### What you have to do
Collect each line containing "JSON".

─── Record set ───

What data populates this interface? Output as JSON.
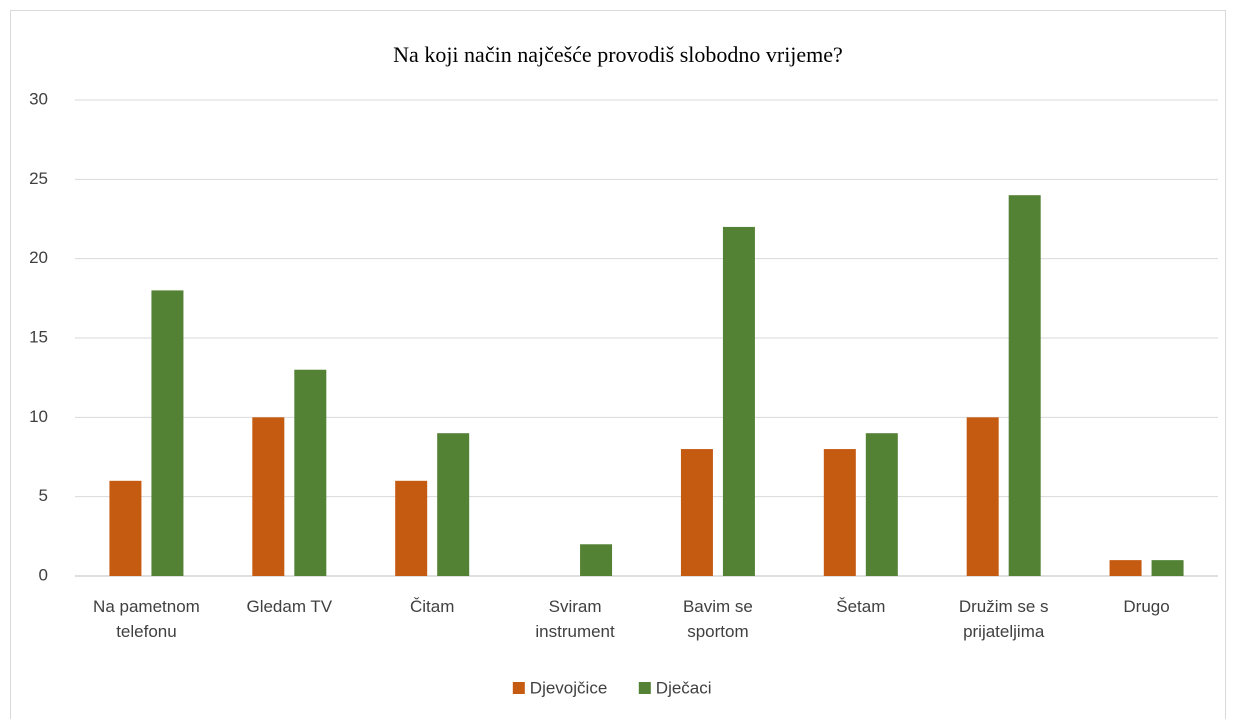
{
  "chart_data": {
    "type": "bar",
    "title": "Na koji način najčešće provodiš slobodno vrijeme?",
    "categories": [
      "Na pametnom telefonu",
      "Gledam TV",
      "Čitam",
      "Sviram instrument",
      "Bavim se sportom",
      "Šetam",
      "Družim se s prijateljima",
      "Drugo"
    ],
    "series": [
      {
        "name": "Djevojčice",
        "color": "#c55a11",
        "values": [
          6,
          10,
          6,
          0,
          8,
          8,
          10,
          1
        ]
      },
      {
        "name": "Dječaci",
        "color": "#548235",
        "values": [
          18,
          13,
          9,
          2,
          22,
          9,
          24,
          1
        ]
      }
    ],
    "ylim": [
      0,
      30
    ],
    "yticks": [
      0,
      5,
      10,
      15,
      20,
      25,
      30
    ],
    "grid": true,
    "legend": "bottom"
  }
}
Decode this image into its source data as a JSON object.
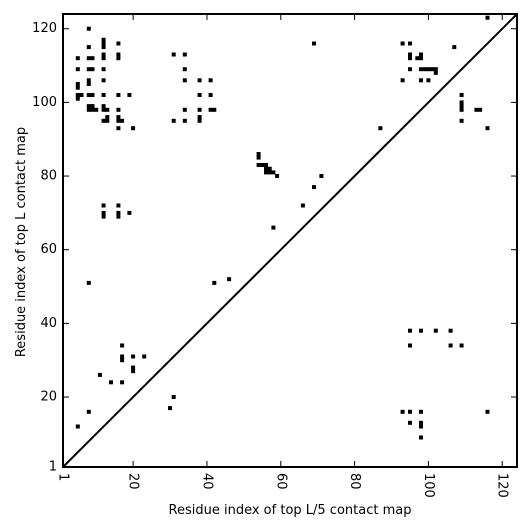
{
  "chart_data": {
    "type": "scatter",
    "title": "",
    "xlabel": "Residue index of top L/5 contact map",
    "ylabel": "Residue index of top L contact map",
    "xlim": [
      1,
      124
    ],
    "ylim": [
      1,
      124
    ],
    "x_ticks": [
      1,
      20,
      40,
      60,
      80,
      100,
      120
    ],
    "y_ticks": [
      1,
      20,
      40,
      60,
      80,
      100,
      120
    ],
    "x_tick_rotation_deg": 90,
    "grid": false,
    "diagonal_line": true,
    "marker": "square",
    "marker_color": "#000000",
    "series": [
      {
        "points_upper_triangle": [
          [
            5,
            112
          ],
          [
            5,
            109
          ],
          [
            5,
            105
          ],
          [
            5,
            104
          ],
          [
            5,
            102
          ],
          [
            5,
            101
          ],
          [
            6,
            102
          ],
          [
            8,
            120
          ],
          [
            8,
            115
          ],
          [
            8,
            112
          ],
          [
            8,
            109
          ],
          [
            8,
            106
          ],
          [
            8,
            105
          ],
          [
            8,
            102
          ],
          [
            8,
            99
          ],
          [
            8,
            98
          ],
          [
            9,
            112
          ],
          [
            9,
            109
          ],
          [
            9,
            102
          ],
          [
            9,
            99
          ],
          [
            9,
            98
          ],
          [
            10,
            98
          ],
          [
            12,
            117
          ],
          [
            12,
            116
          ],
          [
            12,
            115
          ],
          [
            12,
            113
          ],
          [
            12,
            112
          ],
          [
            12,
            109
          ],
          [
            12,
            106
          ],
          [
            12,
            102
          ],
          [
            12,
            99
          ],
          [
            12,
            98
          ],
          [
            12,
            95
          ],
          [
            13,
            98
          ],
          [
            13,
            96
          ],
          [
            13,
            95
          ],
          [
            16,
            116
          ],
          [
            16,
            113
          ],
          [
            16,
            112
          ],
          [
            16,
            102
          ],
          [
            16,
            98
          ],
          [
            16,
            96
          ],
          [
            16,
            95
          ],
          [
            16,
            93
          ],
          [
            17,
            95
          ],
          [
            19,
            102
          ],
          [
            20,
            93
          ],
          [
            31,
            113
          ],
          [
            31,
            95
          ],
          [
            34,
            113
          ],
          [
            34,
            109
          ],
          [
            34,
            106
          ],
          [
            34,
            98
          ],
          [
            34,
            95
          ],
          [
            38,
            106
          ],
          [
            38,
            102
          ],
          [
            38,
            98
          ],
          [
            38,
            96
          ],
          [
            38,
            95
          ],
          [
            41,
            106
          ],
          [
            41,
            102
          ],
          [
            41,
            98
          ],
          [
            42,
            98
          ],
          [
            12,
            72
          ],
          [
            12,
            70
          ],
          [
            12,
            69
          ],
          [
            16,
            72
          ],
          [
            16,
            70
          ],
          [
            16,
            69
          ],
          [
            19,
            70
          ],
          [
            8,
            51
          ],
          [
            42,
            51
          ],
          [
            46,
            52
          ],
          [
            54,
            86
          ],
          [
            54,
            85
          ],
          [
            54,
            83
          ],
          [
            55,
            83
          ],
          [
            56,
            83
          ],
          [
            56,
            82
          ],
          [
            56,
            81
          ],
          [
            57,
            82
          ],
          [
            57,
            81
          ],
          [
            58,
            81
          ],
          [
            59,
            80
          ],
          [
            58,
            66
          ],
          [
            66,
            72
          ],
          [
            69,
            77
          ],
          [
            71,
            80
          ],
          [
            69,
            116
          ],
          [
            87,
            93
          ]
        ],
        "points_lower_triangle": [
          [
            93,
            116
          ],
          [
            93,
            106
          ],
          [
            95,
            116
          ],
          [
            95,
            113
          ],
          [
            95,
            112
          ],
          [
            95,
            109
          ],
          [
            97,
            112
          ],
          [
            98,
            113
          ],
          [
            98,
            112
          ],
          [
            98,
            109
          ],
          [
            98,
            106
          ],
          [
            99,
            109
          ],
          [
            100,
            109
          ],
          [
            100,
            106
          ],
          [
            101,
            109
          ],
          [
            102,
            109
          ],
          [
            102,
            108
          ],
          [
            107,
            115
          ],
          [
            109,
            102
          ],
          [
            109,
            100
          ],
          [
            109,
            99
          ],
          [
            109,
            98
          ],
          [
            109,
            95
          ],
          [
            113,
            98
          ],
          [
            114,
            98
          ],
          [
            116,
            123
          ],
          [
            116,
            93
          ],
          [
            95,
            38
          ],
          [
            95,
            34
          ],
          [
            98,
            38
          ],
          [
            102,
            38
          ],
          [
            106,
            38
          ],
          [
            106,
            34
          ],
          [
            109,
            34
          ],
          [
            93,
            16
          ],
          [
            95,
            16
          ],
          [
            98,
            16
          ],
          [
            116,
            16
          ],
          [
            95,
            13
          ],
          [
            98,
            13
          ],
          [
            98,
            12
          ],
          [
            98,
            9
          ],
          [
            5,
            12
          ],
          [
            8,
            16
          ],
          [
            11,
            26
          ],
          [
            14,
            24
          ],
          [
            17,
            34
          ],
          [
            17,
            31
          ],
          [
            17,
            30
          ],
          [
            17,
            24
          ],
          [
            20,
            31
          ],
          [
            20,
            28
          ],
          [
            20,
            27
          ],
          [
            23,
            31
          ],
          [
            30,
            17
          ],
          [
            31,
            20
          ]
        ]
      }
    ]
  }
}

───
─── Record set ───

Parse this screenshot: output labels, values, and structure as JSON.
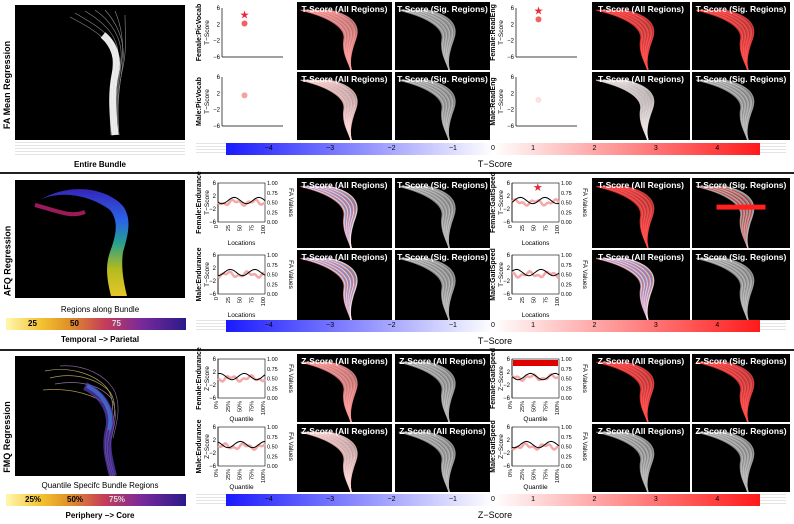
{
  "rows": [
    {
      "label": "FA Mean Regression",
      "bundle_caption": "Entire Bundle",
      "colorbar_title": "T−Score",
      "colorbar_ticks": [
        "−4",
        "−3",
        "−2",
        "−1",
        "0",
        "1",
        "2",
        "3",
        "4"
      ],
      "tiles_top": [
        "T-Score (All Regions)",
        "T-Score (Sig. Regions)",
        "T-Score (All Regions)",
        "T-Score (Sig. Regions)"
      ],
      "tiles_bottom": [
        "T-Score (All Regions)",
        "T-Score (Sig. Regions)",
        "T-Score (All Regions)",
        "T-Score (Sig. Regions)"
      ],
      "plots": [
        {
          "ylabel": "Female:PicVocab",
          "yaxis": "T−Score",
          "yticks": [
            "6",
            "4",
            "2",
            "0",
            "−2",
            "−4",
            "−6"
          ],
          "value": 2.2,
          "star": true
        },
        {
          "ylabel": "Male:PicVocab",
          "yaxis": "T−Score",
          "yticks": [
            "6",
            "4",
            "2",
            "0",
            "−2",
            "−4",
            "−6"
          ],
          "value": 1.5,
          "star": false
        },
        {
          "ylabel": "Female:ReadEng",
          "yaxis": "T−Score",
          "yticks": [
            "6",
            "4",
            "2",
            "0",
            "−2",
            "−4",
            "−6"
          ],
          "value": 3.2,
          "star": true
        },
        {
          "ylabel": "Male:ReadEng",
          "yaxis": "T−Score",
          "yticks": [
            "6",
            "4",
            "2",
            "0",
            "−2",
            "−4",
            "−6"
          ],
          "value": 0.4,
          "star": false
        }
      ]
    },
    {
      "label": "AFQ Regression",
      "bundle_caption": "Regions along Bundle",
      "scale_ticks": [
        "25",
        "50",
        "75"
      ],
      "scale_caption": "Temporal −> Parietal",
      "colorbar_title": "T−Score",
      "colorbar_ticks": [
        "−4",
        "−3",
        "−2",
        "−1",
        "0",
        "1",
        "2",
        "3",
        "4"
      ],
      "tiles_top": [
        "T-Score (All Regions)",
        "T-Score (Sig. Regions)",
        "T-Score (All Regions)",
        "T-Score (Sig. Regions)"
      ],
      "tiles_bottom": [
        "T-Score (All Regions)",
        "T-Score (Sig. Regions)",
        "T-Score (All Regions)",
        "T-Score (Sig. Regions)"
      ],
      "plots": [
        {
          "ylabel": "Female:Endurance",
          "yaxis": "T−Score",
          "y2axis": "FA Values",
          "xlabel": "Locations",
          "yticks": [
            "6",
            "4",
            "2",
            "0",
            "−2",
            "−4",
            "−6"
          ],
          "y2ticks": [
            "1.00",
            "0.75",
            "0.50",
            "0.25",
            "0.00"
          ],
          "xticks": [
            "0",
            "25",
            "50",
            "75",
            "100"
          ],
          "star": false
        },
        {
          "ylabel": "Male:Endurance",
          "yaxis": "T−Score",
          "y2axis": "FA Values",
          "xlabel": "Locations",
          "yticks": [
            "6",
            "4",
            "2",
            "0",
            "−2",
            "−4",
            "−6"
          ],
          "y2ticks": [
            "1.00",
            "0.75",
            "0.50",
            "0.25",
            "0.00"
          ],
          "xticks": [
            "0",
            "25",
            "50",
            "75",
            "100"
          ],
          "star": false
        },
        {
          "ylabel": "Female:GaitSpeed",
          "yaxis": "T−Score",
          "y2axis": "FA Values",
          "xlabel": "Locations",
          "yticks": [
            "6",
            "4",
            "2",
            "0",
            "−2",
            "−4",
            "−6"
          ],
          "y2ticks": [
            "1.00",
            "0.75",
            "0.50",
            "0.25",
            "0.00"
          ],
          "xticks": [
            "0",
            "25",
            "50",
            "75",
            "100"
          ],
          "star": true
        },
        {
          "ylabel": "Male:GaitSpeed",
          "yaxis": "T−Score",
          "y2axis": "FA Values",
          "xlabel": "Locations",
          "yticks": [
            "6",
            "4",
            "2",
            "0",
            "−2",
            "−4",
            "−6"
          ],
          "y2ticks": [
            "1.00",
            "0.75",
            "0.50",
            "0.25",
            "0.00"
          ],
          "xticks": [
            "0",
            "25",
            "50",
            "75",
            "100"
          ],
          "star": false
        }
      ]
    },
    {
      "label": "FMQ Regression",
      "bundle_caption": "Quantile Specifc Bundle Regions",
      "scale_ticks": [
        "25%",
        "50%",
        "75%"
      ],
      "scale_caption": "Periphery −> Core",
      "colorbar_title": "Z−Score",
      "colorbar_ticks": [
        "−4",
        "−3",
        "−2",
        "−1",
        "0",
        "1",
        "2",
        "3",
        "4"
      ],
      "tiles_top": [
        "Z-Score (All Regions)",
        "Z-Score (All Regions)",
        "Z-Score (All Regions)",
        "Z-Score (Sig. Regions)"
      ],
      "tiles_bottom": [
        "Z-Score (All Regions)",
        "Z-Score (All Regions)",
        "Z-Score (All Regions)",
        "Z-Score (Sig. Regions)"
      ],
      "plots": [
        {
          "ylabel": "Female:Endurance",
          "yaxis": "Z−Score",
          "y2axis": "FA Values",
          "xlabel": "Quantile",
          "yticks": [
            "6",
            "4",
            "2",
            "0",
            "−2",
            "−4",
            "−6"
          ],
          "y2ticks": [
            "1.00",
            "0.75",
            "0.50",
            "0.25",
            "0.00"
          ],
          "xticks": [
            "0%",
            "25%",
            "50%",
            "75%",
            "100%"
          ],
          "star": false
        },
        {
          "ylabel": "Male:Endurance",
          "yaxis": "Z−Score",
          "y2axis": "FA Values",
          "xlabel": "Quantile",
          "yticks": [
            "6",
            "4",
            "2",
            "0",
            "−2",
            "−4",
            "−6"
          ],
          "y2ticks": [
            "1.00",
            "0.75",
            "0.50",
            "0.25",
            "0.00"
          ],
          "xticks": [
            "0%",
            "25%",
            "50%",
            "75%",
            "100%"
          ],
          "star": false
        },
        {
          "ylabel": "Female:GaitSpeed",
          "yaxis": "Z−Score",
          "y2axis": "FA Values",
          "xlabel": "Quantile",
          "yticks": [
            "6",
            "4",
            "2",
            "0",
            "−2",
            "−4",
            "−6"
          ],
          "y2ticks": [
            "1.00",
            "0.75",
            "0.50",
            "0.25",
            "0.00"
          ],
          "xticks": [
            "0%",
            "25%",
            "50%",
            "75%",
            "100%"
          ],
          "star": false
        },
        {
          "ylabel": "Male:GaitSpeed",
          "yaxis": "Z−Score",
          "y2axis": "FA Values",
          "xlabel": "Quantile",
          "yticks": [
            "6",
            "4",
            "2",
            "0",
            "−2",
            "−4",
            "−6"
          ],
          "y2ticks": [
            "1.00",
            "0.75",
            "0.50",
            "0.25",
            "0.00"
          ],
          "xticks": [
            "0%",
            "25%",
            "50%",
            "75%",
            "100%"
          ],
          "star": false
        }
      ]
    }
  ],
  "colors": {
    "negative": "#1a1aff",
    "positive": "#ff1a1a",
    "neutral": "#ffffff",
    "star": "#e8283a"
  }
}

───

### Answer in full
What data populates this interface? Output as JSON.
Decode this image into its source data as a JSON object.
Parse this screenshot: output labels, values, and structure as JSON.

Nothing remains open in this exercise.